#### DATASET CONTENT ####
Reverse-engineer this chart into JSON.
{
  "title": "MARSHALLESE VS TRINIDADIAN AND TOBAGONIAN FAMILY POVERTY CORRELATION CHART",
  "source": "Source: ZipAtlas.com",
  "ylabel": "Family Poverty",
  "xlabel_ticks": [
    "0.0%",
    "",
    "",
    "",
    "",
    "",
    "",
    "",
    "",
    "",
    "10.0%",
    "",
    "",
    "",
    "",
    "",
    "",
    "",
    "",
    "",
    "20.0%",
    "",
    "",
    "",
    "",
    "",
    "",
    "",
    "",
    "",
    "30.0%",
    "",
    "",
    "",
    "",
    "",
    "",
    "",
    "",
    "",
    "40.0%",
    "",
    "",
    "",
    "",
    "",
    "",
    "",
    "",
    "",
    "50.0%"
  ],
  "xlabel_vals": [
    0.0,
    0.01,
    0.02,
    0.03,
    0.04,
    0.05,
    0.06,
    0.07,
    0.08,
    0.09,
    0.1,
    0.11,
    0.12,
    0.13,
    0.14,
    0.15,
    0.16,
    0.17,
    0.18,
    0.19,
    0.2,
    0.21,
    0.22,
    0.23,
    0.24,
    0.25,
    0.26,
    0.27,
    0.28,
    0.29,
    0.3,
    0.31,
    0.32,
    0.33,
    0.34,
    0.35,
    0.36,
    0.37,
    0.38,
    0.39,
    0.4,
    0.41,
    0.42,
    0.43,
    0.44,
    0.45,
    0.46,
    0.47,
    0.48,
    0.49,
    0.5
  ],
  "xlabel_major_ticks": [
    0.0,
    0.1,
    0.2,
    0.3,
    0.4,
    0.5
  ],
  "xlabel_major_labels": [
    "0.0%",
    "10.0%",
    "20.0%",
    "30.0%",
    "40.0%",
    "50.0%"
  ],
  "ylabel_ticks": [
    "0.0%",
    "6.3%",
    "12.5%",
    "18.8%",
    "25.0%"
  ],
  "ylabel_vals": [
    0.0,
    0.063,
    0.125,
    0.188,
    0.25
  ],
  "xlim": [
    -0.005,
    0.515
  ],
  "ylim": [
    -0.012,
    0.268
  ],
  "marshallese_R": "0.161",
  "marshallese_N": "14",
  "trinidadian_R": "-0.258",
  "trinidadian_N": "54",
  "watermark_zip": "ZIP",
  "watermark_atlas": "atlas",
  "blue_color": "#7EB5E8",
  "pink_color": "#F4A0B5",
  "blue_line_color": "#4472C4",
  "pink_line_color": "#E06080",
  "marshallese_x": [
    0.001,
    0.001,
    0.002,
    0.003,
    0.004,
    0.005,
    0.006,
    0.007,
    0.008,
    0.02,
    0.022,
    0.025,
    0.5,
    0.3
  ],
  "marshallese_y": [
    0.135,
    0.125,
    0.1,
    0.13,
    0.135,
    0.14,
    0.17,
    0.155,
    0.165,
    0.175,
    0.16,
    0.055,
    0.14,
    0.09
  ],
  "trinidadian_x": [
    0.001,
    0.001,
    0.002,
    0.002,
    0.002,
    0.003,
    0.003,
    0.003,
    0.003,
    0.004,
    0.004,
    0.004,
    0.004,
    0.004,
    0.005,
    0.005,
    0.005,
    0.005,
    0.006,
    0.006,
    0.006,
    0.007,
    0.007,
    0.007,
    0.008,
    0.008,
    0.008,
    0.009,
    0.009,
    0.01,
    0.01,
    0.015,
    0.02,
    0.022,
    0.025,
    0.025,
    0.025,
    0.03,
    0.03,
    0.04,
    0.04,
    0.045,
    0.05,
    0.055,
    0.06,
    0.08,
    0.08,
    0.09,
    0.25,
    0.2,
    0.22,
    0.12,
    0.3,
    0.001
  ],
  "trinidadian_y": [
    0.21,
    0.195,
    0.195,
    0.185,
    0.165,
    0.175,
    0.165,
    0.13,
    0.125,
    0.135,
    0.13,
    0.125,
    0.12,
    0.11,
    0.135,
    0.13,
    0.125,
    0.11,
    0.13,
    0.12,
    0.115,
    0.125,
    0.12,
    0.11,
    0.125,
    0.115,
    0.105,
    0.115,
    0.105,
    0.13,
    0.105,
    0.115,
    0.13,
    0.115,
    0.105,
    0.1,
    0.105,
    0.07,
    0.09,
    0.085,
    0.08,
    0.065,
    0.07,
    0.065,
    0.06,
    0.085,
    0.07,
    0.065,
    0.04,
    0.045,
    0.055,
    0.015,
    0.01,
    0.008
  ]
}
####
EXERCISE PROMPT — Please return the data above exactly as given.

REPLY TO THE TASK —
Reverse-engineer this chart into JSON.
{
  "title": "MARSHALLESE VS TRINIDADIAN AND TOBAGONIAN FAMILY POVERTY CORRELATION CHART",
  "source": "Source: ZipAtlas.com",
  "ylabel": "Family Poverty",
  "xlabel_ticks": [
    "0.0%",
    "",
    "",
    "",
    "",
    "",
    "",
    "",
    "",
    "",
    "10.0%",
    "",
    "",
    "",
    "",
    "",
    "",
    "",
    "",
    "",
    "20.0%",
    "",
    "",
    "",
    "",
    "",
    "",
    "",
    "",
    "",
    "30.0%",
    "",
    "",
    "",
    "",
    "",
    "",
    "",
    "",
    "",
    "40.0%",
    "",
    "",
    "",
    "",
    "",
    "",
    "",
    "",
    "",
    "50.0%"
  ],
  "xlabel_vals": [
    0.0,
    0.01,
    0.02,
    0.03,
    0.04,
    0.05,
    0.06,
    0.07,
    0.08,
    0.09,
    0.1,
    0.11,
    0.12,
    0.13,
    0.14,
    0.15,
    0.16,
    0.17,
    0.18,
    0.19,
    0.2,
    0.21,
    0.22,
    0.23,
    0.24,
    0.25,
    0.26,
    0.27,
    0.28,
    0.29,
    0.3,
    0.31,
    0.32,
    0.33,
    0.34,
    0.35,
    0.36,
    0.37,
    0.38,
    0.39,
    0.4,
    0.41,
    0.42,
    0.43,
    0.44,
    0.45,
    0.46,
    0.47,
    0.48,
    0.49,
    0.5
  ],
  "xlabel_major_ticks": [
    0.0,
    0.1,
    0.2,
    0.3,
    0.4,
    0.5
  ],
  "xlabel_major_labels": [
    "0.0%",
    "10.0%",
    "20.0%",
    "30.0%",
    "40.0%",
    "50.0%"
  ],
  "ylabel_ticks": [
    "0.0%",
    "6.3%",
    "12.5%",
    "18.8%",
    "25.0%"
  ],
  "ylabel_vals": [
    0.0,
    0.063,
    0.125,
    0.188,
    0.25
  ],
  "xlim": [
    -0.005,
    0.515
  ],
  "ylim": [
    -0.012,
    0.268
  ],
  "marshallese_R": "0.161",
  "marshallese_N": "14",
  "trinidadian_R": "-0.258",
  "trinidadian_N": "54",
  "watermark_zip": "ZIP",
  "watermark_atlas": "atlas",
  "blue_color": "#7EB5E8",
  "pink_color": "#F4A0B5",
  "blue_line_color": "#4472C4",
  "pink_line_color": "#E06080",
  "marshallese_x": [
    0.001,
    0.001,
    0.002,
    0.003,
    0.004,
    0.005,
    0.006,
    0.007,
    0.008,
    0.02,
    0.022,
    0.025,
    0.5,
    0.3
  ],
  "marshallese_y": [
    0.135,
    0.125,
    0.1,
    0.13,
    0.135,
    0.14,
    0.17,
    0.155,
    0.165,
    0.175,
    0.16,
    0.055,
    0.14,
    0.09
  ],
  "trinidadian_x": [
    0.001,
    0.001,
    0.002,
    0.002,
    0.002,
    0.003,
    0.003,
    0.003,
    0.003,
    0.004,
    0.004,
    0.004,
    0.004,
    0.004,
    0.005,
    0.005,
    0.005,
    0.005,
    0.006,
    0.006,
    0.006,
    0.007,
    0.007,
    0.007,
    0.008,
    0.008,
    0.008,
    0.009,
    0.009,
    0.01,
    0.01,
    0.015,
    0.02,
    0.022,
    0.025,
    0.025,
    0.025,
    0.03,
    0.03,
    0.04,
    0.04,
    0.045,
    0.05,
    0.055,
    0.06,
    0.08,
    0.08,
    0.09,
    0.25,
    0.2,
    0.22,
    0.12,
    0.3,
    0.001
  ],
  "trinidadian_y": [
    0.21,
    0.195,
    0.195,
    0.185,
    0.165,
    0.175,
    0.165,
    0.13,
    0.125,
    0.135,
    0.13,
    0.125,
    0.12,
    0.11,
    0.135,
    0.13,
    0.125,
    0.11,
    0.13,
    0.12,
    0.115,
    0.125,
    0.12,
    0.11,
    0.125,
    0.115,
    0.105,
    0.115,
    0.105,
    0.13,
    0.105,
    0.115,
    0.13,
    0.115,
    0.105,
    0.1,
    0.105,
    0.07,
    0.09,
    0.085,
    0.08,
    0.065,
    0.07,
    0.065,
    0.06,
    0.085,
    0.07,
    0.065,
    0.04,
    0.045,
    0.055,
    0.015,
    0.01,
    0.008
  ]
}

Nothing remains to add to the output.